▶ _WHAT THE EXERCISE ASKS_: Identify each line in the records below that contains the word "accommodation", and copy it.

- - - - - - -

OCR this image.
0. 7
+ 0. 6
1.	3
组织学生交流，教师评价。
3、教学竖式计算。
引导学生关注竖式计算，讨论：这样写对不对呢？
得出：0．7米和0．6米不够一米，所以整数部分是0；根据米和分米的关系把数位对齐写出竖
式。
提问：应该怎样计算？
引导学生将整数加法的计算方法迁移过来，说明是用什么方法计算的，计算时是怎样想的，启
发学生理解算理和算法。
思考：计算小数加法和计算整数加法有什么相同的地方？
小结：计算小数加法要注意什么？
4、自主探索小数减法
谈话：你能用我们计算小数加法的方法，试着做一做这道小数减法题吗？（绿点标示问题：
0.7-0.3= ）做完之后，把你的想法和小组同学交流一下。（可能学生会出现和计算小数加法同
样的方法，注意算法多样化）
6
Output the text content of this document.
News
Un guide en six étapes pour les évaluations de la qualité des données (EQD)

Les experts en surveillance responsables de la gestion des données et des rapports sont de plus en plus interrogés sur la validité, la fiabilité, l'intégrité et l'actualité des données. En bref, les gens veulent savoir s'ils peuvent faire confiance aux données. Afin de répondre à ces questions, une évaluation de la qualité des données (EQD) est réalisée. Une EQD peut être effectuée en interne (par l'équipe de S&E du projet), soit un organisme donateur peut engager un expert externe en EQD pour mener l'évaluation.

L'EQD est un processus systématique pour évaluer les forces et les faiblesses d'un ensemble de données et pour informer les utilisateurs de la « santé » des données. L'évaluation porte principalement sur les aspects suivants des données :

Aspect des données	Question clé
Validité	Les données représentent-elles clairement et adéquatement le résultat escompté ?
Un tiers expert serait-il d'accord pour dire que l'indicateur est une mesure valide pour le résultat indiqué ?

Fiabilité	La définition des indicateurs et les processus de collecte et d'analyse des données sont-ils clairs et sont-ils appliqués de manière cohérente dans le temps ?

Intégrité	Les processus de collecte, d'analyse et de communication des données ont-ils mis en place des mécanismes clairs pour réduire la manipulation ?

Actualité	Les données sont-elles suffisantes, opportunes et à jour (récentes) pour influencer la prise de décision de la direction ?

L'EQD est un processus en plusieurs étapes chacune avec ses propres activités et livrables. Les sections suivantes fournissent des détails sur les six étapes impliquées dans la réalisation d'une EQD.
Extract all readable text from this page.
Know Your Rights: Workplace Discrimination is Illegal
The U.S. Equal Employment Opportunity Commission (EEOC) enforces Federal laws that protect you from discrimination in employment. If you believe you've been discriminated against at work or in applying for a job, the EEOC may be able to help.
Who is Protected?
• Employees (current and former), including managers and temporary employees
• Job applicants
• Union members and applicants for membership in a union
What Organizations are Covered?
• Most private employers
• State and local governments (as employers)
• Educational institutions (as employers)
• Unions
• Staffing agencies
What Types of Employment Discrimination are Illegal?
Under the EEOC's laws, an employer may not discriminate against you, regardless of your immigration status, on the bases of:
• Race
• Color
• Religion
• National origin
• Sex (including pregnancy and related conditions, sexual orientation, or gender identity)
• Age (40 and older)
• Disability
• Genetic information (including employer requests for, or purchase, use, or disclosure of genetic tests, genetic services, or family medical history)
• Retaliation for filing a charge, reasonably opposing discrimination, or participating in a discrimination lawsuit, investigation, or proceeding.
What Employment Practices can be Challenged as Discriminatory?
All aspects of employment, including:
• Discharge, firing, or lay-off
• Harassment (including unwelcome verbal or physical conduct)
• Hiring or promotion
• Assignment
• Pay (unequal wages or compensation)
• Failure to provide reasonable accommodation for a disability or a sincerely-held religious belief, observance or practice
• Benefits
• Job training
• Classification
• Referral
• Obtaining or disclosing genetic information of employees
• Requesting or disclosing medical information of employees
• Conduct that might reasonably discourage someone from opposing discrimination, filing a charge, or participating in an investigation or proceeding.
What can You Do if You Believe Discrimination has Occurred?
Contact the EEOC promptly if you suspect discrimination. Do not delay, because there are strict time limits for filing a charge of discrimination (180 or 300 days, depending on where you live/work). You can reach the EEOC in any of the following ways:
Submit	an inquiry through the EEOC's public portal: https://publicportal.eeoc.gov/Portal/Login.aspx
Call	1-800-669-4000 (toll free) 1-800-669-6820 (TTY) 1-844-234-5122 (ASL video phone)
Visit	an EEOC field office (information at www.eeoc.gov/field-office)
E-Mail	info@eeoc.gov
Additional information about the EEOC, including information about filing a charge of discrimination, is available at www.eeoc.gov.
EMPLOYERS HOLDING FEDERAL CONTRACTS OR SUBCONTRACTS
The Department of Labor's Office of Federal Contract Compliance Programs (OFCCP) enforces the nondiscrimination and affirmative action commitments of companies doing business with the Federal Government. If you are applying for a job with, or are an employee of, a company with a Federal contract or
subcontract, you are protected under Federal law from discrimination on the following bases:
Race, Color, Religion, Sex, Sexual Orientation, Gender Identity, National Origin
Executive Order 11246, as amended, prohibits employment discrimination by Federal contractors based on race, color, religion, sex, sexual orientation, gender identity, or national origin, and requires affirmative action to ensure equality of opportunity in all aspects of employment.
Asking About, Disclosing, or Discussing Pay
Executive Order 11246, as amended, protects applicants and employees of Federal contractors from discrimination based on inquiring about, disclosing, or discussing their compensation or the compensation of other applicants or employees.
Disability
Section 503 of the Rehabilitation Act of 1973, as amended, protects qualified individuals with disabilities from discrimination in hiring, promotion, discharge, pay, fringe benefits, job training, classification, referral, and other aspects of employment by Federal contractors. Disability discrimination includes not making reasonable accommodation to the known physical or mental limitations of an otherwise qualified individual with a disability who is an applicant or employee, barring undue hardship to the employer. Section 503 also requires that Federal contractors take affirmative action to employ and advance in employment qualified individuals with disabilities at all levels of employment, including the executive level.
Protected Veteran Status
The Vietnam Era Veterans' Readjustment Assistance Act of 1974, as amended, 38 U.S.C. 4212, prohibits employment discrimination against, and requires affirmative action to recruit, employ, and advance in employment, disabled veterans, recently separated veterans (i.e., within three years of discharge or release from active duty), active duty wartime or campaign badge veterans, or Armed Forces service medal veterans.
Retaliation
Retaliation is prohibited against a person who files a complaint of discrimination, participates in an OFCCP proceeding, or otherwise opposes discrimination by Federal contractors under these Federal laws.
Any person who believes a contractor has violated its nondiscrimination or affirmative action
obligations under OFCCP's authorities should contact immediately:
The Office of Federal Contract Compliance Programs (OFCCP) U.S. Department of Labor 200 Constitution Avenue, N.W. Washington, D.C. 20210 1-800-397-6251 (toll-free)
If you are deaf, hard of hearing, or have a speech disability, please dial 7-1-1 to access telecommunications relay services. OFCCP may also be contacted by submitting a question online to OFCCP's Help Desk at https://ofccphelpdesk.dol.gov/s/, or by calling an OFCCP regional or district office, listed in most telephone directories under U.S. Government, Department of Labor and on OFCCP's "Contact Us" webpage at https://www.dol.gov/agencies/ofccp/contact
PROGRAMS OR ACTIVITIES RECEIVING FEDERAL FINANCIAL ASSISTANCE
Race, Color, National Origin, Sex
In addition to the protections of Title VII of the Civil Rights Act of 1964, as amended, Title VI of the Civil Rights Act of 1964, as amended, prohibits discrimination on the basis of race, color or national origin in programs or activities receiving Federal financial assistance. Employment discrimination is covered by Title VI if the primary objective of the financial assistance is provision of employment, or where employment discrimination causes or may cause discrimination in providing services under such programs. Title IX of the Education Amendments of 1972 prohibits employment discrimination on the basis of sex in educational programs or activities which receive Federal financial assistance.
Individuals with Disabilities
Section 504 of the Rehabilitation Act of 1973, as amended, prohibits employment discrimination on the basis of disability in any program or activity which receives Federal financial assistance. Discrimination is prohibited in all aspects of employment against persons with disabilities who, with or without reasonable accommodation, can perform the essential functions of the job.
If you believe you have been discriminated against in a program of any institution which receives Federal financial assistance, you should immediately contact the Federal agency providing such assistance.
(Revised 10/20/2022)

- - - - - - -

▶ _THE RESPONSE_:
• Failure to provide reasonable accommodation for a disability or a sincerely-held religious belief, observance or practice
Section 503 of the Rehabilitation Act of 1973, as amended, protects qualified individuals with disabilities from discrimination in hiring, promotion, discharge, pay, fringe benefits, job training, classification, referral, and other aspects of employment by Federal contractors. Disability discrimination includes not making reasonable accommodation to the known physical or mental limitations of an otherwise qualified individual with a disability who is an applicant or employee, barring undue hardship to the employer. Section 503 also requires that Federal contractors take affirmative action to employ and advance in employment qualified individuals with disabilities at all levels of employment, including the executive level.
Section 504 of the Rehabilitation Act of 1973, as amended, prohibits employment discrimination on the basis of disability in any program or activity which receives Federal financial assistance. Discrimination is prohibited in all aspects of employment against persons with disabilities who, with or without reasonable accommodation, can perform the essential functions of the job.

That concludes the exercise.